- **Short exercise**: Please copy the rows below word for word, keeping every line exactly as it stands.

- **Task data**:
_ _ _ _ _ _ _
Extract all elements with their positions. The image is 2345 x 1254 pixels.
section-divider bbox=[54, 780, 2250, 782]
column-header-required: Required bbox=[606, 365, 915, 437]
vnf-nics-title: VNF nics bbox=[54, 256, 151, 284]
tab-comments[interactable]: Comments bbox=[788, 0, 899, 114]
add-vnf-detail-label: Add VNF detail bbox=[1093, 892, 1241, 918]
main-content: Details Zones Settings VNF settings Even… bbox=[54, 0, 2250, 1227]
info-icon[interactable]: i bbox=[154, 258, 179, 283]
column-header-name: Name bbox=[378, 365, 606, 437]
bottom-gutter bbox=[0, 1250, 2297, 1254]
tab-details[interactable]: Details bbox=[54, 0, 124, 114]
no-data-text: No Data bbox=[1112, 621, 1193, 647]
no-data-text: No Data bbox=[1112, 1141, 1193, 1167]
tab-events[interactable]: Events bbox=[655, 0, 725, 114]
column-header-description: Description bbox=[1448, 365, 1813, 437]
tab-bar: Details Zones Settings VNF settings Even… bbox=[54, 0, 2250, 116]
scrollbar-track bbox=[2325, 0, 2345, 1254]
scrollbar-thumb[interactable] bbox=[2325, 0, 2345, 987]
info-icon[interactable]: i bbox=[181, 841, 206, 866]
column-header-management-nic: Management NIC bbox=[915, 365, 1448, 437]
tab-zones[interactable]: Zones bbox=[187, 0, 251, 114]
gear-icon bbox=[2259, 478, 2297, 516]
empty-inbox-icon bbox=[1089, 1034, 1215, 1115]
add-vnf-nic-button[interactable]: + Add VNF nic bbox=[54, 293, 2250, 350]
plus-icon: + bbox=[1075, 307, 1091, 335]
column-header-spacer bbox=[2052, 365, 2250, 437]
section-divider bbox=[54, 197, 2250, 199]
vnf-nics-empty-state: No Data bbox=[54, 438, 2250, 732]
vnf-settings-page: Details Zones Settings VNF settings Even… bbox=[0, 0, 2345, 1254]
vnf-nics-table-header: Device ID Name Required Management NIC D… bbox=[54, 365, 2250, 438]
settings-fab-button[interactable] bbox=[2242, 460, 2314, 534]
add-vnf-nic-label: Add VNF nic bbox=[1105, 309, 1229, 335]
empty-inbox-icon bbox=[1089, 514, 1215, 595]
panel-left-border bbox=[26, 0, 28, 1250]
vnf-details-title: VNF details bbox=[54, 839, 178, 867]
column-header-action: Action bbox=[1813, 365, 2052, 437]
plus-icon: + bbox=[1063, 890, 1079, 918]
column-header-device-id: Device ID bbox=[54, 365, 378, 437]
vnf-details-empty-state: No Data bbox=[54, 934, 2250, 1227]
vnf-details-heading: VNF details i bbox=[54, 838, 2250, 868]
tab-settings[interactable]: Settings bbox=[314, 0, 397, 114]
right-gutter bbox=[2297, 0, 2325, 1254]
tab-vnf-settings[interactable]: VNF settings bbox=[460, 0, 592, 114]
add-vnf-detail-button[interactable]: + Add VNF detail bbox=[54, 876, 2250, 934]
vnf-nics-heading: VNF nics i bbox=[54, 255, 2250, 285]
_ _ _ _ _ _ _
- **Problem solution**:
Extract all elements with their positions. The image is 2345 x 1254 pixels.
section-divider bbox=[54, 780, 2250, 782]
column-header-required: Required bbox=[606, 365, 915, 437]
vnf-nics-title: VNF nics bbox=[54, 256, 151, 284]
tab-comments[interactable]: Comments bbox=[788, 0, 899, 114]
add-vnf-detail-label: Add VNF detail bbox=[1093, 892, 1241, 918]
main-content: Details Zones Settings VNF settings Even… bbox=[54, 0, 2250, 1227]
info-icon[interactable]: i bbox=[154, 258, 179, 283]
column-header-name: Name bbox=[378, 365, 606, 437]
bottom-gutter bbox=[0, 1250, 2297, 1254]
tab-details[interactable]: Details bbox=[54, 0, 124, 114]
no-data-text: No Data bbox=[1112, 621, 1193, 647]
no-data-text: No Data bbox=[1112, 1141, 1193, 1167]
tab-events[interactable]: Events bbox=[655, 0, 725, 114]
column-header-description: Description bbox=[1448, 365, 1813, 437]
tab-bar: Details Zones Settings VNF settings Even… bbox=[54, 0, 2250, 116]
scrollbar-track bbox=[2325, 0, 2345, 1254]
scrollbar-thumb[interactable] bbox=[2325, 0, 2345, 987]
info-icon[interactable]: i bbox=[181, 841, 206, 866]
column-header-management-nic: Management NIC bbox=[915, 365, 1448, 437]
tab-zones[interactable]: Zones bbox=[187, 0, 251, 114]
gear-icon bbox=[2259, 478, 2297, 516]
empty-inbox-icon bbox=[1089, 1034, 1215, 1115]
add-vnf-nic-button[interactable]: + Add VNF nic bbox=[54, 293, 2250, 350]
plus-icon: + bbox=[1075, 307, 1091, 335]
column-header-spacer bbox=[2052, 365, 2250, 437]
section-divider bbox=[54, 197, 2250, 199]
vnf-nics-empty-state: No Data bbox=[54, 438, 2250, 732]
vnf-settings-page: Details Zones Settings VNF settings Even… bbox=[0, 0, 2345, 1254]
vnf-nics-table-header: Device ID Name Required Management NIC D… bbox=[54, 365, 2250, 438]
settings-fab-button[interactable] bbox=[2242, 460, 2314, 534]
add-vnf-nic-label: Add VNF nic bbox=[1105, 309, 1229, 335]
empty-inbox-icon bbox=[1089, 514, 1215, 595]
panel-left-border bbox=[26, 0, 28, 1250]
vnf-details-title: VNF details bbox=[54, 839, 178, 867]
column-header-action: Action bbox=[1813, 365, 2052, 437]
plus-icon: + bbox=[1063, 890, 1079, 918]
column-header-device-id: Device ID bbox=[54, 365, 378, 437]
vnf-details-empty-state: No Data bbox=[54, 934, 2250, 1227]
vnf-details-heading: VNF details i bbox=[54, 838, 2250, 868]
tab-settings[interactable]: Settings bbox=[314, 0, 397, 114]
right-gutter bbox=[2297, 0, 2325, 1254]
tab-vnf-settings[interactable]: VNF settings bbox=[460, 0, 592, 114]
add-vnf-detail-button[interactable]: + Add VNF detail bbox=[54, 876, 2250, 934]
vnf-nics-heading: VNF nics i bbox=[54, 255, 2250, 285]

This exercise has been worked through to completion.